>>>>

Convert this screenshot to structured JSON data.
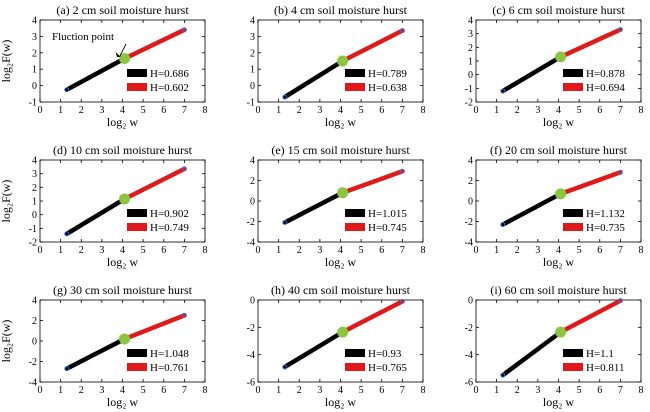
{
  "figure": {
    "xlabel": "log₂ w",
    "ylabel": "log₂F(w)",
    "legend_labels": [
      "H=",
      "H="
    ],
    "colors": {
      "segment1": "#000000",
      "segment2": "#e01a1a",
      "fluction": "#8cc63f",
      "endpoint": "#3a6fd8",
      "axis": "#000000"
    },
    "legend_position": "bottom-right"
  },
  "chart_data": [
    {
      "type": "line",
      "title": "(a) 2 cm soil moisture hurst",
      "xlim": [
        0,
        8
      ],
      "ylim": [
        -1,
        4
      ],
      "xticks": [
        0,
        1,
        2,
        3,
        4,
        5,
        6,
        7,
        8
      ],
      "yticks": [
        -1,
        0,
        1,
        2,
        3,
        4
      ],
      "xticklabels": [
        "0",
        "1",
        "2",
        "3",
        "4",
        "5",
        "6",
        "7",
        "8"
      ],
      "yticklabels": [
        "-1",
        "0",
        "1",
        "2",
        "3",
        "4"
      ],
      "start": [
        1.3,
        -0.25
      ],
      "fluction_point": [
        4.1,
        1.65
      ],
      "end": [
        7.0,
        3.4
      ],
      "H": [
        "0.686",
        "0.602"
      ],
      "annotation": "Fluction point"
    },
    {
      "type": "line",
      "title": "(b) 4 cm soil moisture hurst",
      "xlim": [
        0,
        8
      ],
      "ylim": [
        -1,
        4
      ],
      "xticks": [
        0,
        1,
        2,
        3,
        4,
        5,
        6,
        7,
        8
      ],
      "yticks": [
        -1,
        0,
        1,
        2,
        3,
        4
      ],
      "xticklabels": [
        "0",
        "1",
        "2",
        "3",
        "4",
        "5",
        "6",
        "7",
        "8"
      ],
      "yticklabels": [
        "-1",
        "0",
        "1",
        "2",
        "3",
        "4"
      ],
      "start": [
        1.3,
        -0.7
      ],
      "fluction_point": [
        4.1,
        1.5
      ],
      "end": [
        7.0,
        3.35
      ],
      "H": [
        "0.789",
        "0.638"
      ]
    },
    {
      "type": "line",
      "title": "(c) 6 cm soil moisture hurst",
      "xlim": [
        0,
        8
      ],
      "ylim": [
        -2,
        4
      ],
      "xticks": [
        0,
        1,
        2,
        3,
        4,
        5,
        6,
        7,
        8
      ],
      "yticks": [
        -2,
        -1,
        0,
        1,
        2,
        3,
        4
      ],
      "xticklabels": [
        "0",
        "1",
        "2",
        "3",
        "4",
        "5",
        "6",
        "7",
        "8"
      ],
      "yticklabels": [
        "-2",
        "-1",
        "0",
        "1",
        "2",
        "3",
        "4"
      ],
      "start": [
        1.3,
        -1.2
      ],
      "fluction_point": [
        4.1,
        1.3
      ],
      "end": [
        7.0,
        3.3
      ],
      "H": [
        "0.878",
        "0.694"
      ]
    },
    {
      "type": "line",
      "title": "(d) 10 cm soil moisture hurst",
      "xlim": [
        0,
        8
      ],
      "ylim": [
        -2,
        4
      ],
      "xticks": [
        0,
        1,
        2,
        3,
        4,
        5,
        6,
        7,
        8
      ],
      "yticks": [
        -2,
        -1,
        0,
        1,
        2,
        3,
        4
      ],
      "xticklabels": [
        "0",
        "1",
        "2",
        "3",
        "4",
        "5",
        "6",
        "7",
        "8"
      ],
      "yticklabels": [
        "-2",
        "-1",
        "0",
        "1",
        "2",
        "3",
        "4"
      ],
      "start": [
        1.3,
        -1.4
      ],
      "fluction_point": [
        4.1,
        1.15
      ],
      "end": [
        7.0,
        3.35
      ],
      "H": [
        "0.902",
        "0.749"
      ]
    },
    {
      "type": "line",
      "title": "(e) 15 cm soil moisture hurst",
      "xlim": [
        0,
        8
      ],
      "ylim": [
        -4,
        4
      ],
      "xticks": [
        0,
        1,
        2,
        3,
        4,
        5,
        6,
        7,
        8
      ],
      "yticks": [
        -4,
        -2,
        0,
        2,
        4
      ],
      "xticklabels": [
        "0",
        "1",
        "2",
        "3",
        "4",
        "5",
        "6",
        "7",
        "8"
      ],
      "yticklabels": [
        "-4",
        "-2",
        "0",
        "2",
        "4"
      ],
      "start": [
        1.3,
        -2.1
      ],
      "fluction_point": [
        4.1,
        0.8
      ],
      "end": [
        7.0,
        2.9
      ],
      "H": [
        "1.015",
        "0.745"
      ]
    },
    {
      "type": "line",
      "title": "(f) 20 cm soil moisture hurst",
      "xlim": [
        0,
        8
      ],
      "ylim": [
        -4,
        4
      ],
      "xticks": [
        0,
        1,
        2,
        3,
        4,
        5,
        6,
        7,
        8
      ],
      "yticks": [
        -4,
        -2,
        0,
        2,
        4
      ],
      "xticklabels": [
        "0",
        "1",
        "2",
        "3",
        "4",
        "5",
        "6",
        "7",
        "8"
      ],
      "yticklabels": [
        "-4",
        "-2",
        "0",
        "2",
        "4"
      ],
      "start": [
        1.3,
        -2.3
      ],
      "fluction_point": [
        4.1,
        0.7
      ],
      "end": [
        7.0,
        2.8
      ],
      "H": [
        "1.132",
        "0.735"
      ]
    },
    {
      "type": "line",
      "title": "(g) 30 cm soil moisture hurst",
      "xlim": [
        0,
        8
      ],
      "ylim": [
        -4,
        4
      ],
      "xticks": [
        0,
        1,
        2,
        3,
        4,
        5,
        6,
        7,
        8
      ],
      "yticks": [
        -4,
        -2,
        0,
        2,
        4
      ],
      "xticklabels": [
        "0",
        "1",
        "2",
        "3",
        "4",
        "5",
        "6",
        "7",
        "8"
      ],
      "yticklabels": [
        "-4",
        "-2",
        "0",
        "2",
        "4"
      ],
      "start": [
        1.3,
        -2.7
      ],
      "fluction_point": [
        4.1,
        0.2
      ],
      "end": [
        7.0,
        2.5
      ],
      "H": [
        "1.048",
        "0.761"
      ]
    },
    {
      "type": "line",
      "title": "(h) 40 cm soil moisture hurst",
      "xlim": [
        0,
        8
      ],
      "ylim": [
        -6,
        0
      ],
      "xticks": [
        0,
        1,
        2,
        3,
        4,
        5,
        6,
        7,
        8
      ],
      "yticks": [
        -6,
        -4,
        -2,
        0
      ],
      "xticklabels": [
        "0",
        "1",
        "2",
        "3",
        "4",
        "5",
        "6",
        "7",
        "8"
      ],
      "yticklabels": [
        "-6",
        "-4",
        "-2",
        "0"
      ],
      "start": [
        1.3,
        -4.9
      ],
      "fluction_point": [
        4.1,
        -2.35
      ],
      "end": [
        7.0,
        -0.1
      ],
      "H": [
        "0.93",
        "0.765"
      ]
    },
    {
      "type": "line",
      "title": "(i) 60 cm soil moisture hurst",
      "xlim": [
        0,
        8
      ],
      "ylim": [
        -6,
        0
      ],
      "xticks": [
        0,
        1,
        2,
        3,
        4,
        5,
        6,
        7,
        8
      ],
      "yticks": [
        -6,
        -4,
        -2,
        0
      ],
      "xticklabels": [
        "0",
        "1",
        "2",
        "3",
        "4",
        "5",
        "6",
        "7",
        "8"
      ],
      "yticklabels": [
        "-6",
        "-4",
        "-2",
        "0"
      ],
      "start": [
        1.3,
        -5.5
      ],
      "fluction_point": [
        4.1,
        -2.35
      ],
      "end": [
        7.0,
        -0.05
      ],
      "H": [
        "1.1",
        "0.811"
      ]
    }
  ]
}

<<<<

**What to work on**
Print out every entry above without changing a word, and leave out the pictures.

**Solution for this exercise**
Convert this screenshot to structured JSON data.
{
  "figure": {
    "xlabel": "log₂ w",
    "ylabel": "log₂F(w)",
    "legend_labels": [
      "H=",
      "H="
    ],
    "colors": {
      "segment1": "#000000",
      "segment2": "#e01a1a",
      "fluction": "#8cc63f",
      "endpoint": "#3a6fd8",
      "axis": "#000000"
    },
    "legend_position": "bottom-right"
  },
  "chart_data": [
    {
      "type": "line",
      "title": "(a) 2 cm soil moisture hurst",
      "xlim": [
        0,
        8
      ],
      "ylim": [
        -1,
        4
      ],
      "xticks": [
        0,
        1,
        2,
        3,
        4,
        5,
        6,
        7,
        8
      ],
      "yticks": [
        -1,
        0,
        1,
        2,
        3,
        4
      ],
      "xticklabels": [
        "0",
        "1",
        "2",
        "3",
        "4",
        "5",
        "6",
        "7",
        "8"
      ],
      "yticklabels": [
        "-1",
        "0",
        "1",
        "2",
        "3",
        "4"
      ],
      "start": [
        1.3,
        -0.25
      ],
      "fluction_point": [
        4.1,
        1.65
      ],
      "end": [
        7.0,
        3.4
      ],
      "H": [
        "0.686",
        "0.602"
      ],
      "annotation": "Fluction point"
    },
    {
      "type": "line",
      "title": "(b) 4 cm soil moisture hurst",
      "xlim": [
        0,
        8
      ],
      "ylim": [
        -1,
        4
      ],
      "xticks": [
        0,
        1,
        2,
        3,
        4,
        5,
        6,
        7,
        8
      ],
      "yticks": [
        -1,
        0,
        1,
        2,
        3,
        4
      ],
      "xticklabels": [
        "0",
        "1",
        "2",
        "3",
        "4",
        "5",
        "6",
        "7",
        "8"
      ],
      "yticklabels": [
        "-1",
        "0",
        "1",
        "2",
        "3",
        "4"
      ],
      "start": [
        1.3,
        -0.7
      ],
      "fluction_point": [
        4.1,
        1.5
      ],
      "end": [
        7.0,
        3.35
      ],
      "H": [
        "0.789",
        "0.638"
      ]
    },
    {
      "type": "line",
      "title": "(c) 6 cm soil moisture hurst",
      "xlim": [
        0,
        8
      ],
      "ylim": [
        -2,
        4
      ],
      "xticks": [
        0,
        1,
        2,
        3,
        4,
        5,
        6,
        7,
        8
      ],
      "yticks": [
        -2,
        -1,
        0,
        1,
        2,
        3,
        4
      ],
      "xticklabels": [
        "0",
        "1",
        "2",
        "3",
        "4",
        "5",
        "6",
        "7",
        "8"
      ],
      "yticklabels": [
        "-2",
        "-1",
        "0",
        "1",
        "2",
        "3",
        "4"
      ],
      "start": [
        1.3,
        -1.2
      ],
      "fluction_point": [
        4.1,
        1.3
      ],
      "end": [
        7.0,
        3.3
      ],
      "H": [
        "0.878",
        "0.694"
      ]
    },
    {
      "type": "line",
      "title": "(d) 10 cm soil moisture hurst",
      "xlim": [
        0,
        8
      ],
      "ylim": [
        -2,
        4
      ],
      "xticks": [
        0,
        1,
        2,
        3,
        4,
        5,
        6,
        7,
        8
      ],
      "yticks": [
        -2,
        -1,
        0,
        1,
        2,
        3,
        4
      ],
      "xticklabels": [
        "0",
        "1",
        "2",
        "3",
        "4",
        "5",
        "6",
        "7",
        "8"
      ],
      "yticklabels": [
        "-2",
        "-1",
        "0",
        "1",
        "2",
        "3",
        "4"
      ],
      "start": [
        1.3,
        -1.4
      ],
      "fluction_point": [
        4.1,
        1.15
      ],
      "end": [
        7.0,
        3.35
      ],
      "H": [
        "0.902",
        "0.749"
      ]
    },
    {
      "type": "line",
      "title": "(e) 15 cm soil moisture hurst",
      "xlim": [
        0,
        8
      ],
      "ylim": [
        -4,
        4
      ],
      "xticks": [
        0,
        1,
        2,
        3,
        4,
        5,
        6,
        7,
        8
      ],
      "yticks": [
        -4,
        -2,
        0,
        2,
        4
      ],
      "xticklabels": [
        "0",
        "1",
        "2",
        "3",
        "4",
        "5",
        "6",
        "7",
        "8"
      ],
      "yticklabels": [
        "-4",
        "-2",
        "0",
        "2",
        "4"
      ],
      "start": [
        1.3,
        -2.1
      ],
      "fluction_point": [
        4.1,
        0.8
      ],
      "end": [
        7.0,
        2.9
      ],
      "H": [
        "1.015",
        "0.745"
      ]
    },
    {
      "type": "line",
      "title": "(f) 20 cm soil moisture hurst",
      "xlim": [
        0,
        8
      ],
      "ylim": [
        -4,
        4
      ],
      "xticks": [
        0,
        1,
        2,
        3,
        4,
        5,
        6,
        7,
        8
      ],
      "yticks": [
        -4,
        -2,
        0,
        2,
        4
      ],
      "xticklabels": [
        "0",
        "1",
        "2",
        "3",
        "4",
        "5",
        "6",
        "7",
        "8"
      ],
      "yticklabels": [
        "-4",
        "-2",
        "0",
        "2",
        "4"
      ],
      "start": [
        1.3,
        -2.3
      ],
      "fluction_point": [
        4.1,
        0.7
      ],
      "end": [
        7.0,
        2.8
      ],
      "H": [
        "1.132",
        "0.735"
      ]
    },
    {
      "type": "line",
      "title": "(g) 30 cm soil moisture hurst",
      "xlim": [
        0,
        8
      ],
      "ylim": [
        -4,
        4
      ],
      "xticks": [
        0,
        1,
        2,
        3,
        4,
        5,
        6,
        7,
        8
      ],
      "yticks": [
        -4,
        -2,
        0,
        2,
        4
      ],
      "xticklabels": [
        "0",
        "1",
        "2",
        "3",
        "4",
        "5",
        "6",
        "7",
        "8"
      ],
      "yticklabels": [
        "-4",
        "-2",
        "0",
        "2",
        "4"
      ],
      "start": [
        1.3,
        -2.7
      ],
      "fluction_point": [
        4.1,
        0.2
      ],
      "end": [
        7.0,
        2.5
      ],
      "H": [
        "1.048",
        "0.761"
      ]
    },
    {
      "type": "line",
      "title": "(h) 40 cm soil moisture hurst",
      "xlim": [
        0,
        8
      ],
      "ylim": [
        -6,
        0
      ],
      "xticks": [
        0,
        1,
        2,
        3,
        4,
        5,
        6,
        7,
        8
      ],
      "yticks": [
        -6,
        -4,
        -2,
        0
      ],
      "xticklabels": [
        "0",
        "1",
        "2",
        "3",
        "4",
        "5",
        "6",
        "7",
        "8"
      ],
      "yticklabels": [
        "-6",
        "-4",
        "-2",
        "0"
      ],
      "start": [
        1.3,
        -4.9
      ],
      "fluction_point": [
        4.1,
        -2.35
      ],
      "end": [
        7.0,
        -0.1
      ],
      "H": [
        "0.93",
        "0.765"
      ]
    },
    {
      "type": "line",
      "title": "(i) 60 cm soil moisture hurst",
      "xlim": [
        0,
        8
      ],
      "ylim": [
        -6,
        0
      ],
      "xticks": [
        0,
        1,
        2,
        3,
        4,
        5,
        6,
        7,
        8
      ],
      "yticks": [
        -6,
        -4,
        -2,
        0
      ],
      "xticklabels": [
        "0",
        "1",
        "2",
        "3",
        "4",
        "5",
        "6",
        "7",
        "8"
      ],
      "yticklabels": [
        "-6",
        "-4",
        "-2",
        "0"
      ],
      "start": [
        1.3,
        -5.5
      ],
      "fluction_point": [
        4.1,
        -2.35
      ],
      "end": [
        7.0,
        -0.05
      ],
      "H": [
        "1.1",
        "0.811"
      ]
    }
  ]
}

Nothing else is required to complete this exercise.